_Work to complete:_ The records below must be written out exactly, with every picture left behind.

_Records provided:_
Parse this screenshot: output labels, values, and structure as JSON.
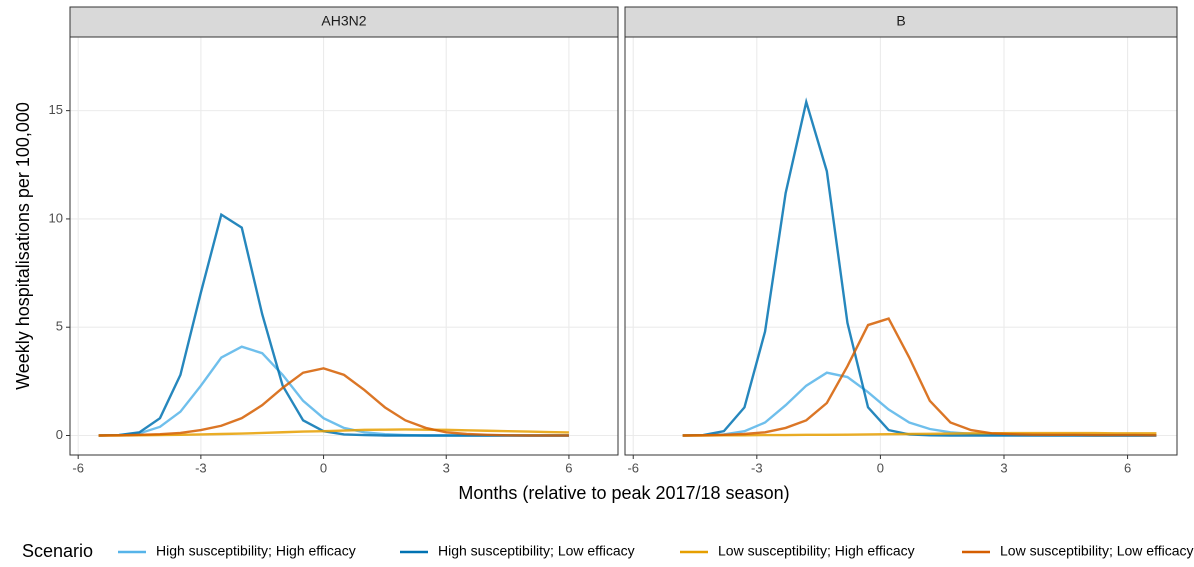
{
  "chart_data": {
    "type": "line",
    "x_label": "Months (relative to peak 2017/18 season)",
    "y_label": "Weekly hospitalisations per 100,000",
    "legend_title": "Scenario",
    "legend_position": "bottom",
    "grid": true,
    "xlim": [
      -6.2,
      7.2
    ],
    "ylim": [
      -0.9,
      18.4
    ],
    "xticks": [
      -6,
      -3,
      0,
      3,
      6
    ],
    "yticks": [
      0,
      5,
      10,
      15
    ],
    "series": [
      {
        "name": "High susceptibility; High efficacy",
        "color": "#56B4E9"
      },
      {
        "name": "High susceptibility; Low efficacy",
        "color": "#0072B2"
      },
      {
        "name": "Low susceptibility; High efficacy",
        "color": "#E69F00"
      },
      {
        "name": "Low susceptibility; Low efficacy",
        "color": "#D55E00"
      }
    ],
    "panels": [
      {
        "title": "AH3N2",
        "x": [
          -5.5,
          -5,
          -4.5,
          -4,
          -3.5,
          -3,
          -2.5,
          -2,
          -1.5,
          -1,
          -0.5,
          0,
          0.5,
          1,
          1.5,
          2,
          2.5,
          3,
          3.5,
          4,
          4.5,
          5,
          5.5,
          6
        ],
        "series": [
          {
            "values": [
              0,
              0.02,
              0.1,
              0.4,
              1.1,
              2.3,
              3.6,
              4.1,
              3.8,
              2.8,
              1.6,
              0.8,
              0.35,
              0.15,
              0.06,
              0.02,
              0,
              0,
              0,
              0,
              0,
              0,
              0,
              0
            ]
          },
          {
            "values": [
              0,
              0.02,
              0.15,
              0.8,
              2.8,
              6.6,
              10.2,
              9.6,
              5.6,
              2.3,
              0.7,
              0.2,
              0.05,
              0.02,
              0,
              0,
              0,
              0,
              0,
              0,
              0,
              0,
              0,
              0
            ]
          },
          {
            "values": [
              0,
              0,
              0.01,
              0.02,
              0.03,
              0.05,
              0.07,
              0.09,
              0.12,
              0.15,
              0.18,
              0.2,
              0.23,
              0.26,
              0.27,
              0.28,
              0.27,
              0.26,
              0.24,
              0.22,
              0.2,
              0.18,
              0.16,
              0.14
            ]
          },
          {
            "values": [
              0,
              0.01,
              0.03,
              0.06,
              0.12,
              0.25,
              0.45,
              0.8,
              1.4,
              2.2,
              2.9,
              3.1,
              2.8,
              2.1,
              1.3,
              0.7,
              0.35,
              0.15,
              0.07,
              0.03,
              0.01,
              0,
              0,
              0
            ]
          }
        ]
      },
      {
        "title": "B",
        "x": [
          -4.8,
          -4.3,
          -3.8,
          -3.3,
          -2.8,
          -2.3,
          -1.8,
          -1.3,
          -0.8,
          -0.3,
          0.2,
          0.7,
          1.2,
          1.7,
          2.2,
          2.7,
          3.2,
          3.7,
          4.2,
          4.7,
          5.2,
          5.7,
          6.2,
          6.7
        ],
        "series": [
          {
            "values": [
              0,
              0.01,
              0.05,
              0.2,
              0.6,
              1.4,
              2.3,
              2.9,
              2.7,
              2.0,
              1.2,
              0.6,
              0.3,
              0.15,
              0.08,
              0.05,
              0.03,
              0.02,
              0.01,
              0.01,
              0,
              0,
              0,
              0
            ]
          },
          {
            "values": [
              0,
              0.02,
              0.2,
              1.3,
              4.8,
              11.2,
              15.4,
              12.2,
              5.2,
              1.3,
              0.25,
              0.05,
              0.01,
              0,
              0,
              0,
              0,
              0,
              0,
              0,
              0,
              0,
              0,
              0
            ]
          },
          {
            "values": [
              0,
              0,
              0.01,
              0.01,
              0.02,
              0.02,
              0.03,
              0.03,
              0.04,
              0.05,
              0.06,
              0.07,
              0.08,
              0.09,
              0.1,
              0.1,
              0.11,
              0.11,
              0.11,
              0.11,
              0.11,
              0.1,
              0.1,
              0.1
            ]
          },
          {
            "values": [
              0,
              0.01,
              0.03,
              0.07,
              0.15,
              0.35,
              0.7,
              1.5,
              3.2,
              5.1,
              5.4,
              3.6,
              1.6,
              0.6,
              0.25,
              0.1,
              0.06,
              0.04,
              0.03,
              0.03,
              0.02,
              0.02,
              0.02,
              0.01
            ]
          }
        ]
      }
    ]
  }
}
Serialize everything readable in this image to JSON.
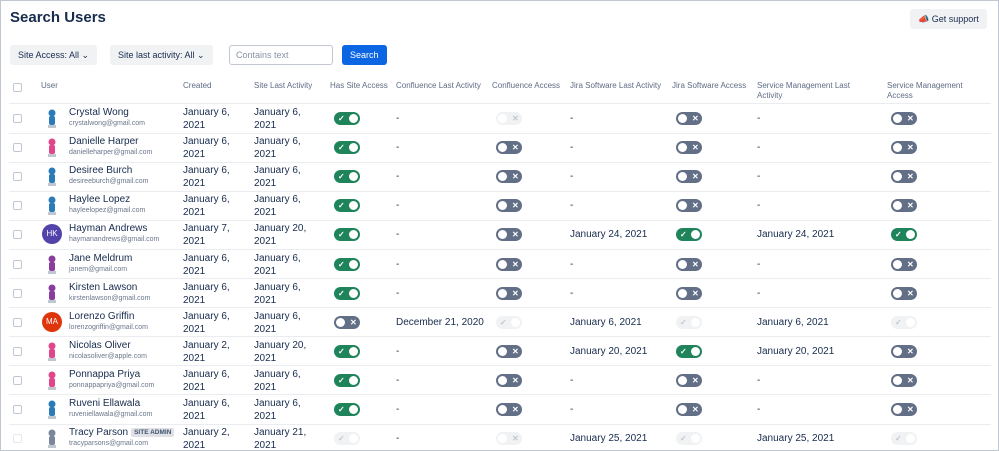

_Right answer:_
Parse this screenshot: output labels, values, and structure as JSON.
{
  "chart_data": {
    "type": "line",
    "x_label": "Months (relative to peak 2017/18 season)",
    "y_label": "Weekly hospitalisations per 100,000",
    "legend_title": "Scenario",
    "legend_position": "bottom",
    "grid": true,
    "xlim": [
      -6.2,
      7.2
    ],
    "ylim": [
      -0.9,
      18.4
    ],
    "xticks": [
      -6,
      -3,
      0,
      3,
      6
    ],
    "yticks": [
      0,
      5,
      10,
      15
    ],
    "series": [
      {
        "name": "High susceptibility; High efficacy",
        "color": "#56B4E9"
      },
      {
        "name": "High susceptibility; Low efficacy",
        "color": "#0072B2"
      },
      {
        "name": "Low susceptibility; High efficacy",
        "color": "#E69F00"
      },
      {
        "name": "Low susceptibility; Low efficacy",
        "color": "#D55E00"
      }
    ],
    "panels": [
      {
        "title": "AH3N2",
        "x": [
          -5.5,
          -5,
          -4.5,
          -4,
          -3.5,
          -3,
          -2.5,
          -2,
          -1.5,
          -1,
          -0.5,
          0,
          0.5,
          1,
          1.5,
          2,
          2.5,
          3,
          3.5,
          4,
          4.5,
          5,
          5.5,
          6
        ],
        "series": [
          {
            "values": [
              0,
              0.02,
              0.1,
              0.4,
              1.1,
              2.3,
              3.6,
              4.1,
              3.8,
              2.8,
              1.6,
              0.8,
              0.35,
              0.15,
              0.06,
              0.02,
              0,
              0,
              0,
              0,
              0,
              0,
              0,
              0
            ]
          },
          {
            "values": [
              0,
              0.02,
              0.15,
              0.8,
              2.8,
              6.6,
              10.2,
              9.6,
              5.6,
              2.3,
              0.7,
              0.2,
              0.05,
              0.02,
              0,
              0,
              0,
              0,
              0,
              0,
              0,
              0,
              0,
              0
            ]
          },
          {
            "values": [
              0,
              0,
              0.01,
              0.02,
              0.03,
              0.05,
              0.07,
              0.09,
              0.12,
              0.15,
              0.18,
              0.2,
              0.23,
              0.26,
              0.27,
              0.28,
              0.27,
              0.26,
              0.24,
              0.22,
              0.2,
              0.18,
              0.16,
              0.14
            ]
          },
          {
            "values": [
              0,
              0.01,
              0.03,
              0.06,
              0.12,
              0.25,
              0.45,
              0.8,
              1.4,
              2.2,
              2.9,
              3.1,
              2.8,
              2.1,
              1.3,
              0.7,
              0.35,
              0.15,
              0.07,
              0.03,
              0.01,
              0,
              0,
              0
            ]
          }
        ]
      },
      {
        "title": "B",
        "x": [
          -4.8,
          -4.3,
          -3.8,
          -3.3,
          -2.8,
          -2.3,
          -1.8,
          -1.3,
          -0.8,
          -0.3,
          0.2,
          0.7,
          1.2,
          1.7,
          2.2,
          2.7,
          3.2,
          3.7,
          4.2,
          4.7,
          5.2,
          5.7,
          6.2,
          6.7
        ],
        "series": [
          {
            "values": [
              0,
              0.01,
              0.05,
              0.2,
              0.6,
              1.4,
              2.3,
              2.9,
              2.7,
              2.0,
              1.2,
              0.6,
              0.3,
              0.15,
              0.08,
              0.05,
              0.03,
              0.02,
              0.01,
              0.01,
              0,
              0,
              0,
              0
            ]
          },
          {
            "values": [
              0,
              0.02,
              0.2,
              1.3,
              4.8,
              11.2,
              15.4,
              12.2,
              5.2,
              1.3,
              0.25,
              0.05,
              0.01,
              0,
              0,
              0,
              0,
              0,
              0,
              0,
              0,
              0,
              0,
              0
            ]
          },
          {
            "values": [
              0,
              0,
              0.01,
              0.01,
              0.02,
              0.02,
              0.03,
              0.03,
              0.04,
              0.05,
              0.06,
              0.07,
              0.08,
              0.09,
              0.1,
              0.1,
              0.11,
              0.11,
              0.11,
              0.11,
              0.11,
              0.1,
              0.1,
              0.1
            ]
          },
          {
            "values": [
              0,
              0.01,
              0.03,
              0.07,
              0.15,
              0.35,
              0.7,
              1.5,
              3.2,
              5.1,
              5.4,
              3.6,
              1.6,
              0.6,
              0.25,
              0.1,
              0.06,
              0.04,
              0.03,
              0.03,
              0.02,
              0.02,
              0.02,
              0.01
            ]
          }
        ]
      }
    ]
  }
}
Serialize everything readable in this image to JSON.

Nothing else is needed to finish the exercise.